— begin Extracted records —

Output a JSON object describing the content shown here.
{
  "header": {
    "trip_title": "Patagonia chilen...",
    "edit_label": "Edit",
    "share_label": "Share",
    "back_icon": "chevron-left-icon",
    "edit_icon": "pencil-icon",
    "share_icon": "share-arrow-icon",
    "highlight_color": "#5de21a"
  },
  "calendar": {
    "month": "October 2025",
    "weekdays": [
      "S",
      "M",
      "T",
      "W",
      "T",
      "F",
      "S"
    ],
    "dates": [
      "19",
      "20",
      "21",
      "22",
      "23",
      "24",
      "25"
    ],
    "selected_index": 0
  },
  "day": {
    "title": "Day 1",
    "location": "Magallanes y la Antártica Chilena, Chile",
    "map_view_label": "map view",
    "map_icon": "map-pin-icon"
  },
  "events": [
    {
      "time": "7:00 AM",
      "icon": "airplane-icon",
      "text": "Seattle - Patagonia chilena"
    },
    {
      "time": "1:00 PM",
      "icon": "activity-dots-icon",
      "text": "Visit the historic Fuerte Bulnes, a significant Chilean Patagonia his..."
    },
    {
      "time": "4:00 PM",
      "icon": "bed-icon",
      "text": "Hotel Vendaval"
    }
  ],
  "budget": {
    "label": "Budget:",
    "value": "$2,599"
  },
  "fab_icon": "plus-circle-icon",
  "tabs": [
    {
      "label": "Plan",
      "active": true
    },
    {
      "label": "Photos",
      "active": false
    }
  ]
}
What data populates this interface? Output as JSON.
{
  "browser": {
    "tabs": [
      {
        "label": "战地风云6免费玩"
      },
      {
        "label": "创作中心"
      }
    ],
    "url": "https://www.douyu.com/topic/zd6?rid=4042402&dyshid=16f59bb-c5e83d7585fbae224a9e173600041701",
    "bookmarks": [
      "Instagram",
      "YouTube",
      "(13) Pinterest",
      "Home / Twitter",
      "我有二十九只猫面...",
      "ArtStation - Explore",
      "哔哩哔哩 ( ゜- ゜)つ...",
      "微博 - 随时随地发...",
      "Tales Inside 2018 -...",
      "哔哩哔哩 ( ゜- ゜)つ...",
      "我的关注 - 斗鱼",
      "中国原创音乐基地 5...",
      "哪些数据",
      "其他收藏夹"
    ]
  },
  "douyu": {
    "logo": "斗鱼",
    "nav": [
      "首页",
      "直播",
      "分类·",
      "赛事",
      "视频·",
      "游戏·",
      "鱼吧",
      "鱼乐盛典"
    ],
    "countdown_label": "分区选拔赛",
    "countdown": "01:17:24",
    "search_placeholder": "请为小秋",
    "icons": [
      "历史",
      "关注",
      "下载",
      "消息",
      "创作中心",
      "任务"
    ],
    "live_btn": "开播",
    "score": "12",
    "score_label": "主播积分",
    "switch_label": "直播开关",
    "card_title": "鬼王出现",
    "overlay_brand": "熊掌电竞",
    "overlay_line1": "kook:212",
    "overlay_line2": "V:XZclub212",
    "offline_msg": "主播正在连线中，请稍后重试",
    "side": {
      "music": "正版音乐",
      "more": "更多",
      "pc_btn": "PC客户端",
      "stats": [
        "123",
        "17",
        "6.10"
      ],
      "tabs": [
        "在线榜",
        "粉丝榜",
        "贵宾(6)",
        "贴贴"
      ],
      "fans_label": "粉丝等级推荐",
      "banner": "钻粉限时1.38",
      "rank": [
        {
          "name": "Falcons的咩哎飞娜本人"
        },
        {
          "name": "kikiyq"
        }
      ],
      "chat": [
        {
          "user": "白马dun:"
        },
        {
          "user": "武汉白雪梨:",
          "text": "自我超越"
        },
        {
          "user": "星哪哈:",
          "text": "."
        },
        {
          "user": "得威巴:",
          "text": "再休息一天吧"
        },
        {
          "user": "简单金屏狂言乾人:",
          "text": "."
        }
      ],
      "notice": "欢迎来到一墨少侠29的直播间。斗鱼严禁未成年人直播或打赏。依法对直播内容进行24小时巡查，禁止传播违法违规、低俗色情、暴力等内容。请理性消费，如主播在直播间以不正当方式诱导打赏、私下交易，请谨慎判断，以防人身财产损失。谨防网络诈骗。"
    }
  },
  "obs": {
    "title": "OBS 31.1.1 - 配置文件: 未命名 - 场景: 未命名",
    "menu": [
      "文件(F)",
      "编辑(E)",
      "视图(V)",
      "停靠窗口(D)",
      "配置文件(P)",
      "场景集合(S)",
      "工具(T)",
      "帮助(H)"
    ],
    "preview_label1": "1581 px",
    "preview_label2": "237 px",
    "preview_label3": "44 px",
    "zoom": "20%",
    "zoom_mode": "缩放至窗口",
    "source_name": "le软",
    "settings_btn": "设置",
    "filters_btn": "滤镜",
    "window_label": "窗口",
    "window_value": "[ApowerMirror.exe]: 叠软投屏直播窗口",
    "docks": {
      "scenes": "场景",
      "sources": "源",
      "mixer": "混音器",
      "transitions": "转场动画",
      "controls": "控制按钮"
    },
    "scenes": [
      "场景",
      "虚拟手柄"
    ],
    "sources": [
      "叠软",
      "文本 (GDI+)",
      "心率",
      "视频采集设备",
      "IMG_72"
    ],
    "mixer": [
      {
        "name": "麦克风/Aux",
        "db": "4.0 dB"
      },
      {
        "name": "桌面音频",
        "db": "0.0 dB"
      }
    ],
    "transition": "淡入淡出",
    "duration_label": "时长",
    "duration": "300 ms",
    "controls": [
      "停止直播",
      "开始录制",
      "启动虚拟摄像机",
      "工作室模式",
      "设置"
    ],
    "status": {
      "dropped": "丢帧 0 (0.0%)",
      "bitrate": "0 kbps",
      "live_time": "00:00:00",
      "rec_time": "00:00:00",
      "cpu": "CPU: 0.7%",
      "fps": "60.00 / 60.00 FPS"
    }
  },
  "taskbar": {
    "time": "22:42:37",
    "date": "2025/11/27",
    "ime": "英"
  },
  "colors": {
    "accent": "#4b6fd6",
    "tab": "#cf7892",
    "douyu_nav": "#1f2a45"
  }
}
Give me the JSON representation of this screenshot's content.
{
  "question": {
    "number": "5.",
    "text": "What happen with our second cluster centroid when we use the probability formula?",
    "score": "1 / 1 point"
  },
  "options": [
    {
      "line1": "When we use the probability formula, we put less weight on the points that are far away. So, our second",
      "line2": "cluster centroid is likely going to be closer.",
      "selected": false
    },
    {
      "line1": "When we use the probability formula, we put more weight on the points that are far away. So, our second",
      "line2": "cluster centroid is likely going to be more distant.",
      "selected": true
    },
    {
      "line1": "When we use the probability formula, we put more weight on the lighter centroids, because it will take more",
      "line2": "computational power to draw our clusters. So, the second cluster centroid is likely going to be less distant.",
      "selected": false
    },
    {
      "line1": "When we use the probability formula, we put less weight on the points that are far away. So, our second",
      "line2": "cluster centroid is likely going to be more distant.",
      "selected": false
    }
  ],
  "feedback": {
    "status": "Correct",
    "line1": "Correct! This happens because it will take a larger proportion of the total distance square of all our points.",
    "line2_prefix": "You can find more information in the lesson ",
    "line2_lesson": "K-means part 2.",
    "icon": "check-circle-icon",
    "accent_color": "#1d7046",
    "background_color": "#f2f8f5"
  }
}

— end Extracted records —

## Exercise description
Set all of the entries down again, exactly as they were given.

## Written answer
Output a JSON object describing the content shown here.
{
  "header": {
    "trip_title": "Patagonia chilen...",
    "edit_label": "Edit",
    "share_label": "Share",
    "back_icon": "chevron-left-icon",
    "edit_icon": "pencil-icon",
    "share_icon": "share-arrow-icon",
    "highlight_color": "#5de21a"
  },
  "calendar": {
    "month": "October 2025",
    "weekdays": [
      "S",
      "M",
      "T",
      "W",
      "T",
      "F",
      "S"
    ],
    "dates": [
      "19",
      "20",
      "21",
      "22",
      "23",
      "24",
      "25"
    ],
    "selected_index": 0
  },
  "day": {
    "title": "Day 1",
    "location": "Magallanes y la Antártica Chilena, Chile",
    "map_view_label": "map view",
    "map_icon": "map-pin-icon"
  },
  "events": [
    {
      "time": "7:00 AM",
      "icon": "airplane-icon",
      "text": "Seattle - Patagonia chilena"
    },
    {
      "time": "1:00 PM",
      "icon": "activity-dots-icon",
      "text": "Visit the historic Fuerte Bulnes, a significant Chilean Patagonia his..."
    },
    {
      "time": "4:00 PM",
      "icon": "bed-icon",
      "text": "Hotel Vendaval"
    }
  ],
  "budget": {
    "label": "Budget:",
    "value": "$2,599"
  },
  "fab_icon": "plus-circle-icon",
  "tabs": [
    {
      "label": "Plan",
      "active": true
    },
    {
      "label": "Photos",
      "active": false
    }
  ]
}
What data populates this interface? Output as JSON.
{
  "browser": {
    "tabs": [
      {
        "label": "战地风云6免费玩"
      },
      {
        "label": "创作中心"
      }
    ],
    "url": "https://www.douyu.com/topic/zd6?rid=4042402&dyshid=16f59bb-c5e83d7585fbae224a9e173600041701",
    "bookmarks": [
      "Instagram",
      "YouTube",
      "(13) Pinterest",
      "Home / Twitter",
      "我有二十九只猫面...",
      "ArtStation - Explore",
      "哔哩哔哩 ( ゜- ゜)つ...",
      "微博 - 随时随地发...",
      "Tales Inside 2018 -...",
      "哔哩哔哩 ( ゜- ゜)つ...",
      "我的关注 - 斗鱼",
      "中国原创音乐基地 5...",
      "哪些数据",
      "其他收藏夹"
    ]
  },
  "douyu": {
    "logo": "斗鱼",
    "nav": [
      "首页",
      "直播",
      "分类·",
      "赛事",
      "视频·",
      "游戏·",
      "鱼吧",
      "鱼乐盛典"
    ],
    "countdown_label": "分区选拔赛",
    "countdown": "01:17:24",
    "search_placeholder": "请为小秋",
    "icons": [
      "历史",
      "关注",
      "下载",
      "消息",
      "创作中心",
      "任务"
    ],
    "live_btn": "开播",
    "score": "12",
    "score_label": "主播积分",
    "switch_label": "直播开关",
    "card_title": "鬼王出现",
    "overlay_brand": "熊掌电竞",
    "overlay_line1": "kook:212",
    "overlay_line2": "V:XZclub212",
    "offline_msg": "主播正在连线中，请稍后重试",
    "side": {
      "music": "正版音乐",
      "more": "更多",
      "pc_btn": "PC客户端",
      "stats": [
        "123",
        "17",
        "6.10"
      ],
      "tabs": [
        "在线榜",
        "粉丝榜",
        "贵宾(6)",
        "贴贴"
      ],
      "fans_label": "粉丝等级推荐",
      "banner": "钻粉限时1.38",
      "rank": [
        {
          "name": "Falcons的咩哎飞娜本人"
        },
        {
          "name": "kikiyq"
        }
      ],
      "chat": [
        {
          "user": "白马dun:"
        },
        {
          "user": "武汉白雪梨:",
          "text": "自我超越"
        },
        {
          "user": "星哪哈:",
          "text": "."
        },
        {
          "user": "得威巴:",
          "text": "再休息一天吧"
        },
        {
          "user": "简单金屏狂言乾人:",
          "text": "."
        }
      ],
      "notice": "欢迎来到一墨少侠29的直播间。斗鱼严禁未成年人直播或打赏。依法对直播内容进行24小时巡查，禁止传播违法违规、低俗色情、暴力等内容。请理性消费，如主播在直播间以不正当方式诱导打赏、私下交易，请谨慎判断，以防人身财产损失。谨防网络诈骗。"
    }
  },
  "obs": {
    "title": "OBS 31.1.1 - 配置文件: 未命名 - 场景: 未命名",
    "menu": [
      "文件(F)",
      "编辑(E)",
      "视图(V)",
      "停靠窗口(D)",
      "配置文件(P)",
      "场景集合(S)",
      "工具(T)",
      "帮助(H)"
    ],
    "preview_label1": "1581 px",
    "preview_label2": "237 px",
    "preview_label3": "44 px",
    "zoom": "20%",
    "zoom_mode": "缩放至窗口",
    "source_name": "le软",
    "settings_btn": "设置",
    "filters_btn": "滤镜",
    "window_label": "窗口",
    "window_value": "[ApowerMirror.exe]: 叠软投屏直播窗口",
    "docks": {
      "scenes": "场景",
      "sources": "源",
      "mixer": "混音器",
      "transitions": "转场动画",
      "controls": "控制按钮"
    },
    "scenes": [
      "场景",
      "虚拟手柄"
    ],
    "sources": [
      "叠软",
      "文本 (GDI+)",
      "心率",
      "视频采集设备",
      "IMG_72"
    ],
    "mixer": [
      {
        "name": "麦克风/Aux",
        "db": "4.0 dB"
      },
      {
        "name": "桌面音频",
        "db": "0.0 dB"
      }
    ],
    "transition": "淡入淡出",
    "duration_label": "时长",
    "duration": "300 ms",
    "controls": [
      "停止直播",
      "开始录制",
      "启动虚拟摄像机",
      "工作室模式",
      "设置"
    ],
    "status": {
      "dropped": "丢帧 0 (0.0%)",
      "bitrate": "0 kbps",
      "live_time": "00:00:00",
      "rec_time": "00:00:00",
      "cpu": "CPU: 0.7%",
      "fps": "60.00 / 60.00 FPS"
    }
  },
  "taskbar": {
    "time": "22:42:37",
    "date": "2025/11/27",
    "ime": "英"
  },
  "colors": {
    "accent": "#4b6fd6",
    "tab": "#cf7892",
    "douyu_nav": "#1f2a45"
  }
}
Give me the JSON representation of this screenshot's content.
{
  "question": {
    "number": "5.",
    "text": "What happen with our second cluster centroid when we use the probability formula?",
    "score": "1 / 1 point"
  },
  "options": [
    {
      "line1": "When we use the probability formula, we put less weight on the points that are far away. So, our second",
      "line2": "cluster centroid is likely going to be closer.",
      "selected": false
    },
    {
      "line1": "When we use the probability formula, we put more weight on the points that are far away. So, our second",
      "line2": "cluster centroid is likely going to be more distant.",
      "selected": true
    },
    {
      "line1": "When we use the probability formula, we put more weight on the lighter centroids, because it will take more",
      "line2": "computational power to draw our clusters. So, the second cluster centroid is likely going to be less distant.",
      "selected": false
    },
    {
      "line1": "When we use the probability formula, we put less weight on the points that are far away. So, our second",
      "line2": "cluster centroid is likely going to be more distant.",
      "selected": false
    }
  ],
  "feedback": {
    "status": "Correct",
    "line1": "Correct! This happens because it will take a larger proportion of the total distance square of all our points.",
    "line2_prefix": "You can find more information in the lesson ",
    "line2_lesson": "K-means part 2.",
    "icon": "check-circle-icon",
    "accent_color": "#1d7046",
    "background_color": "#f2f8f5"
  }
}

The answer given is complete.